What is being asked: Could you print all the entries exactly?

Data extracted from a collection:
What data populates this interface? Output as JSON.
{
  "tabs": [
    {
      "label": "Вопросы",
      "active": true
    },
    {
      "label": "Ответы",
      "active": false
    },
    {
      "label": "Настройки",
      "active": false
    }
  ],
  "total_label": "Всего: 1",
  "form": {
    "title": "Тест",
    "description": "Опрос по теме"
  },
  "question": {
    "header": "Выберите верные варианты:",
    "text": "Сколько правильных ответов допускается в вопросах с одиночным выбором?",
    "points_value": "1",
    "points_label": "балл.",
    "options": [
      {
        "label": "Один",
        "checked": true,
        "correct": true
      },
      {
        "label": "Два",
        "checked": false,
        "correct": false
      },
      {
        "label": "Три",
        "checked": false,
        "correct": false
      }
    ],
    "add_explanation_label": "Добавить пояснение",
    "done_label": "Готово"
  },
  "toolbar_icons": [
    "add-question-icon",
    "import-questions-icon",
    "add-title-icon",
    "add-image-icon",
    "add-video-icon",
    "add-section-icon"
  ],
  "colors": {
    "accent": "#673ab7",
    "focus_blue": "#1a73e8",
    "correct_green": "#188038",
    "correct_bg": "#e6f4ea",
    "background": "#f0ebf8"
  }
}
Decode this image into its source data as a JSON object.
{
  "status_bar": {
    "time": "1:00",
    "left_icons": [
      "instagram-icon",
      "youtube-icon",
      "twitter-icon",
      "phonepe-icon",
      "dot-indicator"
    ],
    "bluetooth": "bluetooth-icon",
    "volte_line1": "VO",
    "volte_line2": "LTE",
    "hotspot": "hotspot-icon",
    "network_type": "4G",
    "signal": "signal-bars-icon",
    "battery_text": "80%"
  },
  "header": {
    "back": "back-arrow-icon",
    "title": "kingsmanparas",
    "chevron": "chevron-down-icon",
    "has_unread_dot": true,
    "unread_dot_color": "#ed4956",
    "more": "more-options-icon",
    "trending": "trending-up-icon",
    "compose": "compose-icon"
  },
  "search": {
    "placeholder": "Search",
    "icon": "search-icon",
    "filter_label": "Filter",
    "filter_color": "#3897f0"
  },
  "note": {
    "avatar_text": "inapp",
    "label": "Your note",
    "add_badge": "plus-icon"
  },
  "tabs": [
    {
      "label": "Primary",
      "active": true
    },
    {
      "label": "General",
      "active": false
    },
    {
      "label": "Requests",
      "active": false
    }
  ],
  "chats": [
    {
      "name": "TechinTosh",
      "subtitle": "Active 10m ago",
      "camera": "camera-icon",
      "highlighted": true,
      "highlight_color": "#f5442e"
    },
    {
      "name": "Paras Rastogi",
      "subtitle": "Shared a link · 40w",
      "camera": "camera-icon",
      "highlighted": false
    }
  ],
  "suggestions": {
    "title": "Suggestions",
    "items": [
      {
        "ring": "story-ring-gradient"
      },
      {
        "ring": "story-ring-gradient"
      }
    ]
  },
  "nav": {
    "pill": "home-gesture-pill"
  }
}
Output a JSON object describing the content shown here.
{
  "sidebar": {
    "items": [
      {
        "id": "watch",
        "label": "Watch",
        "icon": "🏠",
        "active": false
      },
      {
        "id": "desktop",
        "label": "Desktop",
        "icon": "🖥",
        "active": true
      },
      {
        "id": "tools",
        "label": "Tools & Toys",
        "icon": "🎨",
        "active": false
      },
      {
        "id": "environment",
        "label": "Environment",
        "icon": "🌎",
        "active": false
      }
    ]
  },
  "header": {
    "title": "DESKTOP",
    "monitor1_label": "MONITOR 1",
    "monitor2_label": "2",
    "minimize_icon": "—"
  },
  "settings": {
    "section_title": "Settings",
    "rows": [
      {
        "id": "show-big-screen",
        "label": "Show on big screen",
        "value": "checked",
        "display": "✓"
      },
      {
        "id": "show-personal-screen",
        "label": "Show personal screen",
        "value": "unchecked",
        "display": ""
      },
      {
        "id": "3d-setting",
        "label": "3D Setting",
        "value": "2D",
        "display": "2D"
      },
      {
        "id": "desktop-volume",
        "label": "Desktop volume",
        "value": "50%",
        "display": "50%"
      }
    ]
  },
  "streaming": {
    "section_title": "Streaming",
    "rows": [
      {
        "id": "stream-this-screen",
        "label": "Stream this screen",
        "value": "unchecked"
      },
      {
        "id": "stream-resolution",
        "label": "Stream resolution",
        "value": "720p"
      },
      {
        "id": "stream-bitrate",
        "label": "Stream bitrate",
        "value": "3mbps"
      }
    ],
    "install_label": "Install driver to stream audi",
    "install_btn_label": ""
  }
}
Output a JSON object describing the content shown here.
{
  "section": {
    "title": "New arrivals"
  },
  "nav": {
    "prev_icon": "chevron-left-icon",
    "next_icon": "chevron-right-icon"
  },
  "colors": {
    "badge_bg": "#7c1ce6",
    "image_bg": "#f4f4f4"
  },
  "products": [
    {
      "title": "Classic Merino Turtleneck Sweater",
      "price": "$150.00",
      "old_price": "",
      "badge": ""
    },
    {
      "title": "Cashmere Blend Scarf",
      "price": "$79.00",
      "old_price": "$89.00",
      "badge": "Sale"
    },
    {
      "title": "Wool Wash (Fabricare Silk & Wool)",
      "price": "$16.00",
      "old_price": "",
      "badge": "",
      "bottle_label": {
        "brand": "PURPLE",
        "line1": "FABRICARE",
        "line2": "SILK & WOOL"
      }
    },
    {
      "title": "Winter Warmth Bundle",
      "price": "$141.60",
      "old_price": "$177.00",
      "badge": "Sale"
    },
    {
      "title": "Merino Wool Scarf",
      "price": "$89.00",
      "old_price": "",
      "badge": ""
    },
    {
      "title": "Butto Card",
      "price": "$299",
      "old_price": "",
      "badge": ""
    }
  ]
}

Task solution:
What data populates this interface? Output as JSON.
{
  "tabs": [
    {
      "label": "Вопросы",
      "active": true
    },
    {
      "label": "Ответы",
      "active": false
    },
    {
      "label": "Настройки",
      "active": false
    }
  ],
  "total_label": "Всего: 1",
  "form": {
    "title": "Тест",
    "description": "Опрос по теме"
  },
  "question": {
    "header": "Выберите верные варианты:",
    "text": "Сколько правильных ответов допускается в вопросах с одиночным выбором?",
    "points_value": "1",
    "points_label": "балл.",
    "options": [
      {
        "label": "Один",
        "checked": true,
        "correct": true
      },
      {
        "label": "Два",
        "checked": false,
        "correct": false
      },
      {
        "label": "Три",
        "checked": false,
        "correct": false
      }
    ],
    "add_explanation_label": "Добавить пояснение",
    "done_label": "Готово"
  },
  "toolbar_icons": [
    "add-question-icon",
    "import-questions-icon",
    "add-title-icon",
    "add-image-icon",
    "add-video-icon",
    "add-section-icon"
  ],
  "colors": {
    "accent": "#673ab7",
    "focus_blue": "#1a73e8",
    "correct_green": "#188038",
    "correct_bg": "#e6f4ea",
    "background": "#f0ebf8"
  }
}
Decode this image into its source data as a JSON object.
{
  "status_bar": {
    "time": "1:00",
    "left_icons": [
      "instagram-icon",
      "youtube-icon",
      "twitter-icon",
      "phonepe-icon",
      "dot-indicator"
    ],
    "bluetooth": "bluetooth-icon",
    "volte_line1": "VO",
    "volte_line2": "LTE",
    "hotspot": "hotspot-icon",
    "network_type": "4G",
    "signal": "signal-bars-icon",
    "battery_text": "80%"
  },
  "header": {
    "back": "back-arrow-icon",
    "title": "kingsmanparas",
    "chevron": "chevron-down-icon",
    "has_unread_dot": true,
    "unread_dot_color": "#ed4956",
    "more": "more-options-icon",
    "trending": "trending-up-icon",
    "compose": "compose-icon"
  },
  "search": {
    "placeholder": "Search",
    "icon": "search-icon",
    "filter_label": "Filter",
    "filter_color": "#3897f0"
  },
  "note": {
    "avatar_text": "inapp",
    "label": "Your note",
    "add_badge": "plus-icon"
  },
  "tabs": [
    {
      "label": "Primary",
      "active": true
    },
    {
      "label": "General",
      "active": false
    },
    {
      "label": "Requests",
      "active": false
    }
  ],
  "chats": [
    {
      "name": "TechinTosh",
      "subtitle": "Active 10m ago",
      "camera": "camera-icon",
      "highlighted": true,
      "highlight_color": "#f5442e"
    },
    {
      "name": "Paras Rastogi",
      "subtitle": "Shared a link · 40w",
      "camera": "camera-icon",
      "highlighted": false
    }
  ],
  "suggestions": {
    "title": "Suggestions",
    "items": [
      {
        "ring": "story-ring-gradient"
      },
      {
        "ring": "story-ring-gradient"
      }
    ]
  },
  "nav": {
    "pill": "home-gesture-pill"
  }
}
Output a JSON object describing the content shown here.
{
  "sidebar": {
    "items": [
      {
        "id": "watch",
        "label": "Watch",
        "icon": "🏠",
        "active": false
      },
      {
        "id": "desktop",
        "label": "Desktop",
        "icon": "🖥",
        "active": true
      },
      {
        "id": "tools",
        "label": "Tools & Toys",
        "icon": "🎨",
        "active": false
      },
      {
        "id": "environment",
        "label": "Environment",
        "icon": "🌎",
        "active": false
      }
    ]
  },
  "header": {
    "title": "DESKTOP",
    "monitor1_label": "MONITOR 1",
    "monitor2_label": "2",
    "minimize_icon": "—"
  },
  "settings": {
    "section_title": "Settings",
    "rows": [
      {
        "id": "show-big-screen",
        "label": "Show on big screen",
        "value": "checked",
        "display": "✓"
      },
      {
        "id": "show-personal-screen",
        "label": "Show personal screen",
        "value": "unchecked",
        "display": ""
      },
      {
        "id": "3d-setting",
        "label": "3D Setting",
        "value": "2D",
        "display": "2D"
      },
      {
        "id": "desktop-volume",
        "label": "Desktop volume",
        "value": "50%",
        "display": "50%"
      }
    ]
  },
  "streaming": {
    "section_title": "Streaming",
    "rows": [
      {
        "id": "stream-this-screen",
        "label": "Stream this screen",
        "value": "unchecked"
      },
      {
        "id": "stream-resolution",
        "label": "Stream resolution",
        "value": "720p"
      },
      {
        "id": "stream-bitrate",
        "label": "Stream bitrate",
        "value": "3mbps"
      }
    ],
    "install_label": "Install driver to stream audi",
    "install_btn_label": ""
  }
}
Output a JSON object describing the content shown here.
{
  "section": {
    "title": "New arrivals"
  },
  "nav": {
    "prev_icon": "chevron-left-icon",
    "next_icon": "chevron-right-icon"
  },
  "colors": {
    "badge_bg": "#7c1ce6",
    "image_bg": "#f4f4f4"
  },
  "products": [
    {
      "title": "Classic Merino Turtleneck Sweater",
      "price": "$150.00",
      "old_price": "",
      "badge": ""
    },
    {
      "title": "Cashmere Blend Scarf",
      "price": "$79.00",
      "old_price": "$89.00",
      "badge": "Sale"
    },
    {
      "title": "Wool Wash (Fabricare Silk & Wool)",
      "price": "$16.00",
      "old_price": "",
      "badge": "",
      "bottle_label": {
        "brand": "PURPLE",
        "line1": "FABRICARE",
        "line2": "SILK & WOOL"
      }
    },
    {
      "title": "Winter Warmth Bundle",
      "price": "$141.60",
      "old_price": "$177.00",
      "badge": "Sale"
    },
    {
      "title": "Merino Wool Scarf",
      "price": "$89.00",
      "old_price": "",
      "badge": ""
    },
    {
      "title": "Butto Card",
      "price": "$299",
      "old_price": "",
      "badge": ""
    }
  ]
}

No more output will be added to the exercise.